DATA PROVIDED:
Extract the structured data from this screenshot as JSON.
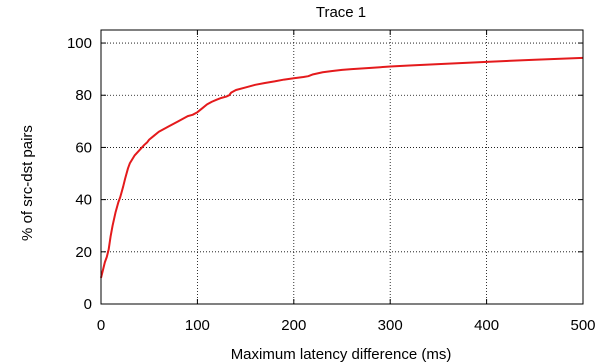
{
  "chart_data": {
    "type": "line",
    "title": "Trace 1",
    "xlabel": "Maximum latency difference (ms)",
    "ylabel": "% of src-dst pairs",
    "xlim": [
      0,
      500
    ],
    "ylim": [
      0,
      105
    ],
    "xticks": [
      0,
      100,
      200,
      300,
      400,
      500
    ],
    "yticks": [
      0,
      20,
      40,
      60,
      80,
      100
    ],
    "grid": true,
    "grid_style": "dotted",
    "line_color": "#e41a1c",
    "series": [
      {
        "x": [
          0,
          2,
          4,
          6,
          8,
          10,
          12,
          15,
          18,
          20,
          23,
          25,
          28,
          30,
          35,
          40,
          45,
          48,
          50,
          55,
          60,
          65,
          70,
          80,
          90,
          95,
          100,
          105,
          110,
          115,
          120,
          125,
          130,
          133,
          135,
          140,
          150,
          160,
          170,
          180,
          190,
          200,
          210,
          215,
          220,
          230,
          240,
          250,
          260,
          280,
          300,
          320,
          350,
          400,
          450,
          500
        ],
        "y": [
          10,
          13,
          16,
          18,
          21,
          26,
          30,
          35,
          39,
          41,
          45,
          48,
          52,
          54,
          57,
          59,
          61,
          62,
          63,
          64.5,
          66,
          67,
          68,
          70,
          72,
          72.5,
          73.5,
          75,
          76.5,
          77.5,
          78.3,
          79,
          79.5,
          80,
          81,
          82,
          83,
          84,
          84.7,
          85.3,
          86,
          86.5,
          87,
          87.3,
          88,
          88.8,
          89.3,
          89.7,
          90,
          90.5,
          91,
          91.4,
          91.9,
          92.8,
          93.6,
          94.3
        ]
      }
    ]
  }
}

GIVEN INSTRUCTION:
Print the entries above exactly, taking out only the pictures.

FULL ANSWER:
Extract the structured data from this screenshot as JSON.
{
  "chart_data": {
    "type": "line",
    "title": "Trace 1",
    "xlabel": "Maximum latency difference (ms)",
    "ylabel": "% of src-dst pairs",
    "xlim": [
      0,
      500
    ],
    "ylim": [
      0,
      105
    ],
    "xticks": [
      0,
      100,
      200,
      300,
      400,
      500
    ],
    "yticks": [
      0,
      20,
      40,
      60,
      80,
      100
    ],
    "grid": true,
    "grid_style": "dotted",
    "line_color": "#e41a1c",
    "series": [
      {
        "x": [
          0,
          2,
          4,
          6,
          8,
          10,
          12,
          15,
          18,
          20,
          23,
          25,
          28,
          30,
          35,
          40,
          45,
          48,
          50,
          55,
          60,
          65,
          70,
          80,
          90,
          95,
          100,
          105,
          110,
          115,
          120,
          125,
          130,
          133,
          135,
          140,
          150,
          160,
          170,
          180,
          190,
          200,
          210,
          215,
          220,
          230,
          240,
          250,
          260,
          280,
          300,
          320,
          350,
          400,
          450,
          500
        ],
        "y": [
          10,
          13,
          16,
          18,
          21,
          26,
          30,
          35,
          39,
          41,
          45,
          48,
          52,
          54,
          57,
          59,
          61,
          62,
          63,
          64.5,
          66,
          67,
          68,
          70,
          72,
          72.5,
          73.5,
          75,
          76.5,
          77.5,
          78.3,
          79,
          79.5,
          80,
          81,
          82,
          83,
          84,
          84.7,
          85.3,
          86,
          86.5,
          87,
          87.3,
          88,
          88.8,
          89.3,
          89.7,
          90,
          90.5,
          91,
          91.4,
          91.9,
          92.8,
          93.6,
          94.3
        ]
      }
    ]
  }
}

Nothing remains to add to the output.